| Stated goal |
Rewrite the lines from the one containing "paragraph-4-emphasis: 不开追悼会，不进八宝山，不盖党旗 [201, 898, 434, 914]" through the one containing "824, 687, 989]", substituting "script-line" for every "handwriting-line" and keeping everything else unchanged.
--- begin Input rows ---
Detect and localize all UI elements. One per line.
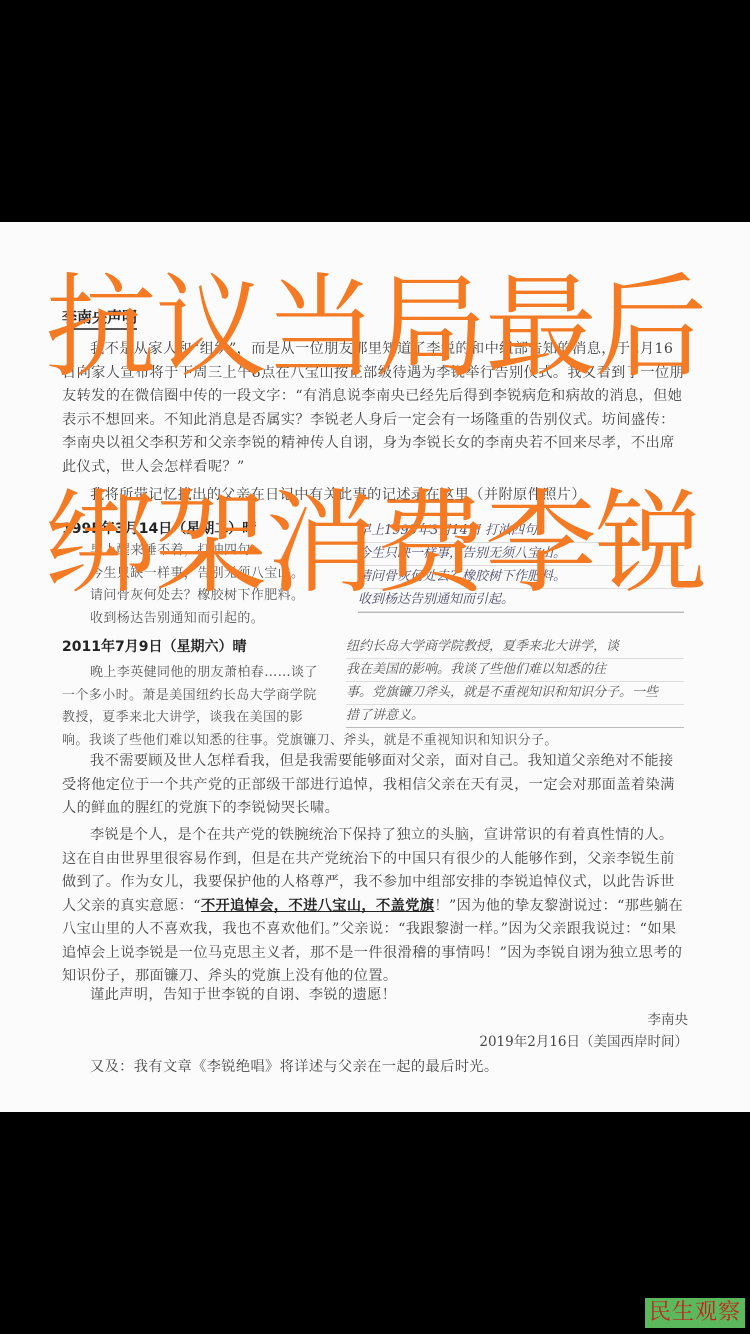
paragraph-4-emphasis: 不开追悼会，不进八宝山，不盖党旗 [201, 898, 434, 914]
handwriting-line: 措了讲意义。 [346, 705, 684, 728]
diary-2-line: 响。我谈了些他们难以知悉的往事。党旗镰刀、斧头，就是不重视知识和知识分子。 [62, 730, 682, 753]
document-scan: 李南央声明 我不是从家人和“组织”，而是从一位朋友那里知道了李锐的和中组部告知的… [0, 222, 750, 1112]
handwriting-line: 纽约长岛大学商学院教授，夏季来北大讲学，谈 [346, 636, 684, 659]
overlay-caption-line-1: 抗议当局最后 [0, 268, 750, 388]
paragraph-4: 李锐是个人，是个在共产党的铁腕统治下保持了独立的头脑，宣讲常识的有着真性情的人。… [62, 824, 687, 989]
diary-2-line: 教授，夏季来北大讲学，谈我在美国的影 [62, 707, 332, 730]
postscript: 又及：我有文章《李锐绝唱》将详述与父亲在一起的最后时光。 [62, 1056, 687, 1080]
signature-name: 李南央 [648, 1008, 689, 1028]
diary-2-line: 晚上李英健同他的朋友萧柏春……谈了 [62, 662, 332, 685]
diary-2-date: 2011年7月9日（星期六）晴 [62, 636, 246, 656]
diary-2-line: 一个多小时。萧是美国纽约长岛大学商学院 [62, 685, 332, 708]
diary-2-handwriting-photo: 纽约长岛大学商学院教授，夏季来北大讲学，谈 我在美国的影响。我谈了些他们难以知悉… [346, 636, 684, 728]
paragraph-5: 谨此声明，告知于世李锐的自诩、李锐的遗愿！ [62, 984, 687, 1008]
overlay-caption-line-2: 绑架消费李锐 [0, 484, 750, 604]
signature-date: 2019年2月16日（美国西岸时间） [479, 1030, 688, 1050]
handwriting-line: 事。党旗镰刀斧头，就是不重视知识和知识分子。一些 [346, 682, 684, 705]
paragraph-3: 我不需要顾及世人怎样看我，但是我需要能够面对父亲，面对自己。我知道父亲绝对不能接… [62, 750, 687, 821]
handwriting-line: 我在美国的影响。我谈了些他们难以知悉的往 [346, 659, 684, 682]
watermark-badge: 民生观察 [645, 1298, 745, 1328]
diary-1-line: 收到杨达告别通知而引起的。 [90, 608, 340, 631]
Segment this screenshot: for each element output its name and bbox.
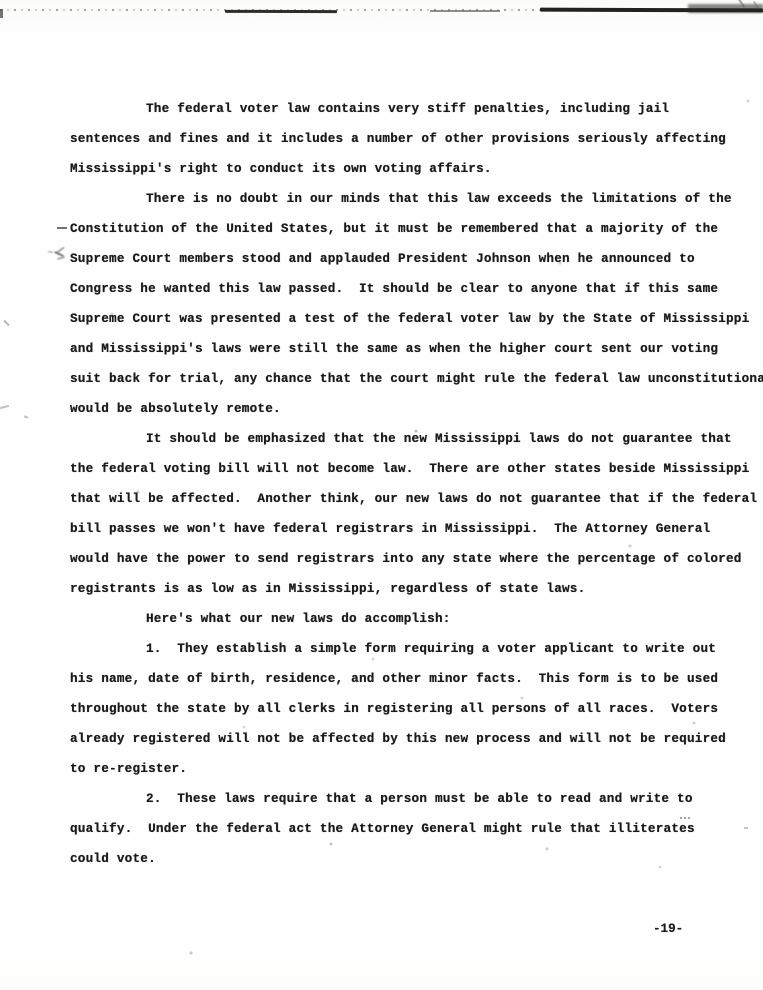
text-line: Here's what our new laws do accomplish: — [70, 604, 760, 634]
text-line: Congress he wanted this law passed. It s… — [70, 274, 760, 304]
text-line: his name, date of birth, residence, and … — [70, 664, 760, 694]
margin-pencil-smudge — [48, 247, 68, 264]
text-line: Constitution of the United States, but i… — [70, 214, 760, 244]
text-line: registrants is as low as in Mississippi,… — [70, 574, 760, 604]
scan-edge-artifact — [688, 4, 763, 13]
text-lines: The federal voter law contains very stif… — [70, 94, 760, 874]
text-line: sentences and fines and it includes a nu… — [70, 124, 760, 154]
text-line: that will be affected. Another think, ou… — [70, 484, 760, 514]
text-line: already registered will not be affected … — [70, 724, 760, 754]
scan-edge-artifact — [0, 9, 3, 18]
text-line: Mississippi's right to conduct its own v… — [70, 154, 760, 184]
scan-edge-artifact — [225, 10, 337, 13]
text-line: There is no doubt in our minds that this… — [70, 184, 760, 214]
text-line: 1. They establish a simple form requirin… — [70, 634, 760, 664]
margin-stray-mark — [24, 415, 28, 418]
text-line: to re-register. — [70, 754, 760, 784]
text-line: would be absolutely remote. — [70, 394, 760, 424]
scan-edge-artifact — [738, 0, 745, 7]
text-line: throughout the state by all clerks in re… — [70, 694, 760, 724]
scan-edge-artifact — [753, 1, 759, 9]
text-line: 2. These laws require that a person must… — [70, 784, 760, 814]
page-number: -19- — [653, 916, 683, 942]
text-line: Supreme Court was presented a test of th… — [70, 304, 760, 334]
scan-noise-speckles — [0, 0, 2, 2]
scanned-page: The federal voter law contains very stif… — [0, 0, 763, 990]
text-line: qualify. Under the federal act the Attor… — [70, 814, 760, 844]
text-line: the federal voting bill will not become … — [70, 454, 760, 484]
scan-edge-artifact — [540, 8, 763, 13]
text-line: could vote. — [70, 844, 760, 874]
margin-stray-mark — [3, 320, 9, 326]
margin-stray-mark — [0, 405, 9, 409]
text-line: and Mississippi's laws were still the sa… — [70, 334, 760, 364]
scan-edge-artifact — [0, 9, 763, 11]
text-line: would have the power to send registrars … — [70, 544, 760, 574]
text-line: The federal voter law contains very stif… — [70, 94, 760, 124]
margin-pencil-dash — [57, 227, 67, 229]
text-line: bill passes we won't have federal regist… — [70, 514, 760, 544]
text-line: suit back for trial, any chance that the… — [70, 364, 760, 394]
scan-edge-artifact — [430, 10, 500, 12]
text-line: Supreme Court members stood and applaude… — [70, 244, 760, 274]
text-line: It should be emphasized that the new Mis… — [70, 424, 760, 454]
--- end Input rows ---
--- begin Input rows ---
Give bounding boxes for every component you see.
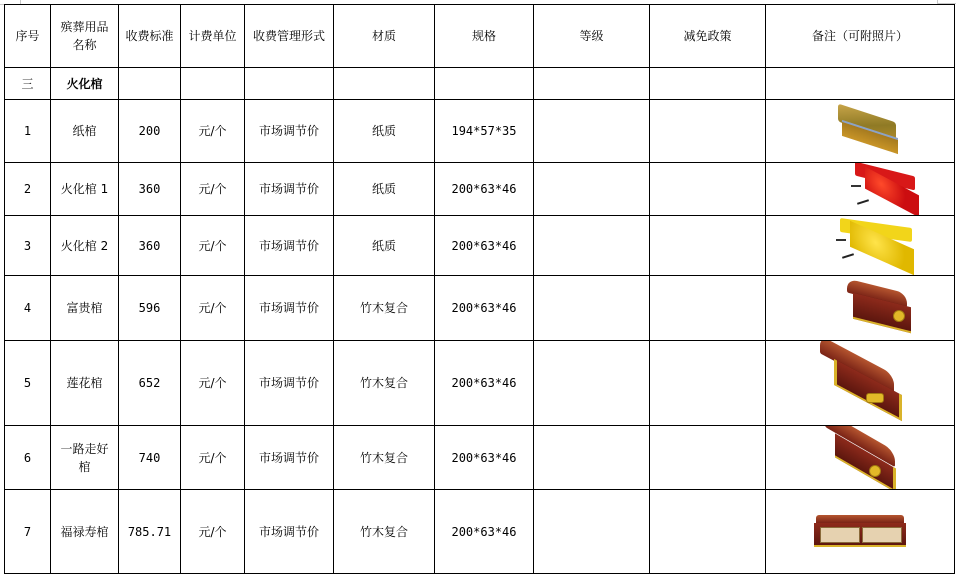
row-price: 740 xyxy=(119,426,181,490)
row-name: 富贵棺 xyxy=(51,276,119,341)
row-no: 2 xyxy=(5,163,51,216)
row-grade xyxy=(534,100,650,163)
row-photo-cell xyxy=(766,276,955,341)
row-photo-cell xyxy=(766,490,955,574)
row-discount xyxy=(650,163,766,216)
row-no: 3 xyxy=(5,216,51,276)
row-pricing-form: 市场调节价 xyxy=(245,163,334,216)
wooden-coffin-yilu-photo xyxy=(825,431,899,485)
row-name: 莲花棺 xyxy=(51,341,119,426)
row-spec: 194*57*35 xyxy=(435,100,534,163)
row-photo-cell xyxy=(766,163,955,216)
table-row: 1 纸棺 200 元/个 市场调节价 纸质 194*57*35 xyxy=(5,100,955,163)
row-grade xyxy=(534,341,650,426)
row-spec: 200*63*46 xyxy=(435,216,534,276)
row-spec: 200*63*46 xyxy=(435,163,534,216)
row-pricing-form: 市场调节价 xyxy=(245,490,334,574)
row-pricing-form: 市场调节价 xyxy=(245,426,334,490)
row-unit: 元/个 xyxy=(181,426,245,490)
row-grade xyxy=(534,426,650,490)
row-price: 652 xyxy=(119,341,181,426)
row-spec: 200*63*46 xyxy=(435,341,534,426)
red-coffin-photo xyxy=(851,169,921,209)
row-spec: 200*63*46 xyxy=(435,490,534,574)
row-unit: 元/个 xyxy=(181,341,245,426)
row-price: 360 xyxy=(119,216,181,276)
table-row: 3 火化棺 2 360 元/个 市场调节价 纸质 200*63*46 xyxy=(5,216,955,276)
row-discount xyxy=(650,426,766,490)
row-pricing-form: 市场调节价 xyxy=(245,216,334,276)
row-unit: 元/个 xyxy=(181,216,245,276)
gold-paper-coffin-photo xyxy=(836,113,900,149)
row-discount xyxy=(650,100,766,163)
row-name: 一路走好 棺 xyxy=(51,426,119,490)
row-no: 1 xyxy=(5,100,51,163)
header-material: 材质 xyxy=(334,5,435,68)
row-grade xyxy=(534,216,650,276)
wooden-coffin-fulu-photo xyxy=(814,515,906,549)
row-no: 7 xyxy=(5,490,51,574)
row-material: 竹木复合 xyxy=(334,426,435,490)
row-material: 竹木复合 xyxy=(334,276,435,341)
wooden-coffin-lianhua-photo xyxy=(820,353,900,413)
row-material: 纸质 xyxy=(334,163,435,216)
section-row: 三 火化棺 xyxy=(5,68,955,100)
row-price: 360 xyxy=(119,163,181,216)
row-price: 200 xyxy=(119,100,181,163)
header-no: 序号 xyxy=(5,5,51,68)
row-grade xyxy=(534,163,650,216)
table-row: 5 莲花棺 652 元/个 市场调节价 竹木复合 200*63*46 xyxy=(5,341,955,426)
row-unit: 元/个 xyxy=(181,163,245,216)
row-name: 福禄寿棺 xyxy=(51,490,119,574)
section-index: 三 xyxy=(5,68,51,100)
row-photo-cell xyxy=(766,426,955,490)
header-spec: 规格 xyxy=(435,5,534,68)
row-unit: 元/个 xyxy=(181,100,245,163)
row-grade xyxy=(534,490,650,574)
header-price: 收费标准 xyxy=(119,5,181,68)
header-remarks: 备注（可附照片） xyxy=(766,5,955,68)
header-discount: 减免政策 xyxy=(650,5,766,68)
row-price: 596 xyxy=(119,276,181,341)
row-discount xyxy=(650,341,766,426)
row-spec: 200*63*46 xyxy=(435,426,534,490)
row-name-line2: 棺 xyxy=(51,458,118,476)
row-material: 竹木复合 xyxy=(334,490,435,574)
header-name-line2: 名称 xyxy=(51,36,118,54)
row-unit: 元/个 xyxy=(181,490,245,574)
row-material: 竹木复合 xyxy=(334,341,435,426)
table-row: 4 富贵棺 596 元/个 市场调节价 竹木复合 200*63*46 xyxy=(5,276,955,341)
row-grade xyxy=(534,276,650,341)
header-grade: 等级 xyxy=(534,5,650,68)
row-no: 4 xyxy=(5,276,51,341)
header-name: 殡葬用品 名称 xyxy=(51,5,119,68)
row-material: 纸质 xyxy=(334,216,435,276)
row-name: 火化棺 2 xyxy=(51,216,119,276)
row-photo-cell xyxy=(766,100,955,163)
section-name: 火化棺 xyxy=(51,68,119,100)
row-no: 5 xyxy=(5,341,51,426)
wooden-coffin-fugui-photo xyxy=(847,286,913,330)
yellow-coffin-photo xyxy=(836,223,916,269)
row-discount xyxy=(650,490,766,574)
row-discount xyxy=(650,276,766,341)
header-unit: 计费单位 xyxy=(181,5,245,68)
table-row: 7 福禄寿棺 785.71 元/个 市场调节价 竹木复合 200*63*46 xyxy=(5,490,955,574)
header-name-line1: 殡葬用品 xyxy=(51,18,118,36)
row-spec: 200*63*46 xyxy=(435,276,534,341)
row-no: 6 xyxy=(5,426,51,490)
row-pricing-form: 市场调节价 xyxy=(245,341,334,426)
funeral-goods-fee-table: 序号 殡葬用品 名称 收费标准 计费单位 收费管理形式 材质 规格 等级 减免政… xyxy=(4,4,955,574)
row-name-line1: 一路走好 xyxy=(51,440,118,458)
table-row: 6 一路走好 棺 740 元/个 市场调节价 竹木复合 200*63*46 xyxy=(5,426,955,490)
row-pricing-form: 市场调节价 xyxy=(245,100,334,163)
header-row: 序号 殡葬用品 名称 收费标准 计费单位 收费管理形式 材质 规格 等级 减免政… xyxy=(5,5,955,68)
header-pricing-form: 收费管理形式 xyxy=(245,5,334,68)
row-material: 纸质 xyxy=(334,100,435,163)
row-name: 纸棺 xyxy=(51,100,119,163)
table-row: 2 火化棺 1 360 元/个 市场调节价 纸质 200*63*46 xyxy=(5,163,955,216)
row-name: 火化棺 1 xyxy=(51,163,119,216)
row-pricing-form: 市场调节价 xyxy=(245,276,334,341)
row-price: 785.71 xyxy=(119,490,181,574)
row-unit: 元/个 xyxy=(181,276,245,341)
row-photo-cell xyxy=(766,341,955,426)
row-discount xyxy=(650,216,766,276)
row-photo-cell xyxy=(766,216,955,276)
--- end Input rows ---
| Response to the exercise |
paragraph-4-emphasis: 不开追悼会，不进八宝山，不盖党旗 [201, 898, 434, 914]
script-line: 措了讲意义。 [346, 705, 684, 728]
diary-2-line: 响。我谈了些他们难以知悉的往事。党旗镰刀、斧头，就是不重视知识和知识分子。 [62, 730, 682, 753]
document-scan: 李南央声明 我不是从家人和“组织”，而是从一位朋友那里知道了李锐的和中组部告知的… [0, 222, 750, 1112]
script-line: 纽约长岛大学商学院教授，夏季来北大讲学，谈 [346, 636, 684, 659]
overlay-caption-line-1: 抗议当局最后 [0, 268, 750, 388]
paragraph-4: 李锐是个人，是个在共产党的铁腕统治下保持了独立的头脑，宣讲常识的有着真性情的人。… [62, 824, 687, 989]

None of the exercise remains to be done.